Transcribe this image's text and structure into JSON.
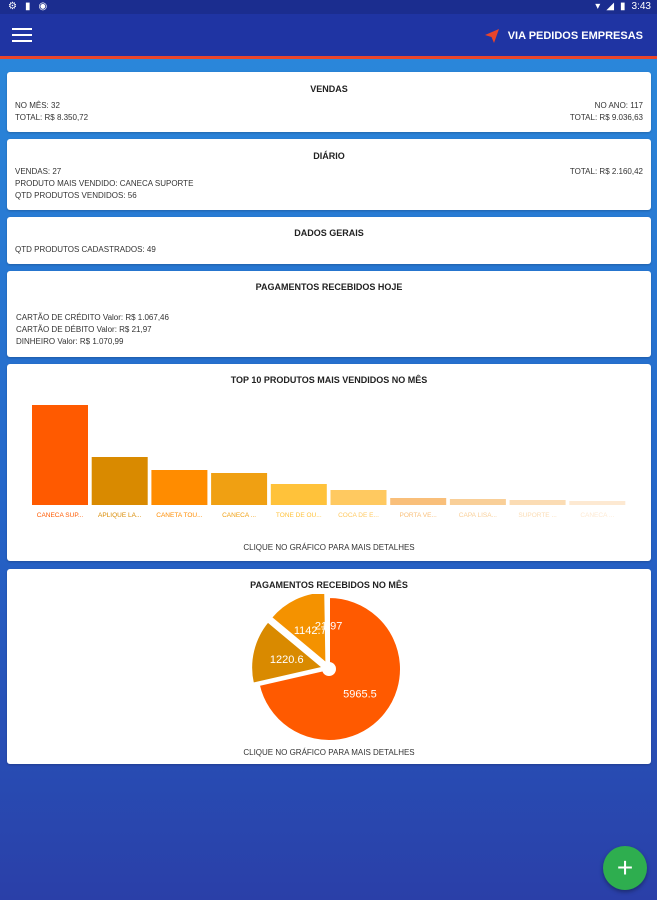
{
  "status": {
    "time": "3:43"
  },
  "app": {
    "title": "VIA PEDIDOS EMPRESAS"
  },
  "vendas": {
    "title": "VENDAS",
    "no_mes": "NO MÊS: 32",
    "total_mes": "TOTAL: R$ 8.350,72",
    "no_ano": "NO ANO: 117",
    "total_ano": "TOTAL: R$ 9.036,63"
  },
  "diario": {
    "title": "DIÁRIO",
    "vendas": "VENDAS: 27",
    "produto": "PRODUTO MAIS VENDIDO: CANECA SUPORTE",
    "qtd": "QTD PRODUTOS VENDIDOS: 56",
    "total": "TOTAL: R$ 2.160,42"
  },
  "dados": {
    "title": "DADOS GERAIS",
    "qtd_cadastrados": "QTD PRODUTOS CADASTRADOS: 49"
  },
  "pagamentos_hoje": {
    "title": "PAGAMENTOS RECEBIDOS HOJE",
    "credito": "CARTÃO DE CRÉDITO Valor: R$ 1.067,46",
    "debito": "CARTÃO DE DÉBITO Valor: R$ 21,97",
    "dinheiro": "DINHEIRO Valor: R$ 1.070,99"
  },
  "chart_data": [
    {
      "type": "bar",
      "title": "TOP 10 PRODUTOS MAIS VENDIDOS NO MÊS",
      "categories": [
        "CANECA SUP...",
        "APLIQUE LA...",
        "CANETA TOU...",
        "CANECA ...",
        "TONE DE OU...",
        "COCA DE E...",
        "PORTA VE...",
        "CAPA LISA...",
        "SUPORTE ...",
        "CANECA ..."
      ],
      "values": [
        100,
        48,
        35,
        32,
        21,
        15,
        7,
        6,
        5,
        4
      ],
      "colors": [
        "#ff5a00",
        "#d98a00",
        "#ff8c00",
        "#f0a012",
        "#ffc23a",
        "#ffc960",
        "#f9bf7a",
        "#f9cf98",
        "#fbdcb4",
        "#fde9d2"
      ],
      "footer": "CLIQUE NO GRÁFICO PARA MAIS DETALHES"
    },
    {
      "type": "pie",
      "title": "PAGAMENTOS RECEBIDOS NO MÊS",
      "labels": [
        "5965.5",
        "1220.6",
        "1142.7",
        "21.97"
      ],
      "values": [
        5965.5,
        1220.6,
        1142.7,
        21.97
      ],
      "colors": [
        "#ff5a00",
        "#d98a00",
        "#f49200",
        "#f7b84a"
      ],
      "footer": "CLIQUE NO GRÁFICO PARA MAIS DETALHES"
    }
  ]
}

→ REQUIRED TASK: Locate the string "CANECA" in the listing above and copy every line where it occurs.

→ ANSWER TO THE TASK:
    "produto": "PRODUTO MAIS VENDIDO: CANECA SUPORTE",
        "CANECA SUP...",
        "CANECA ...",
        "CANECA ..."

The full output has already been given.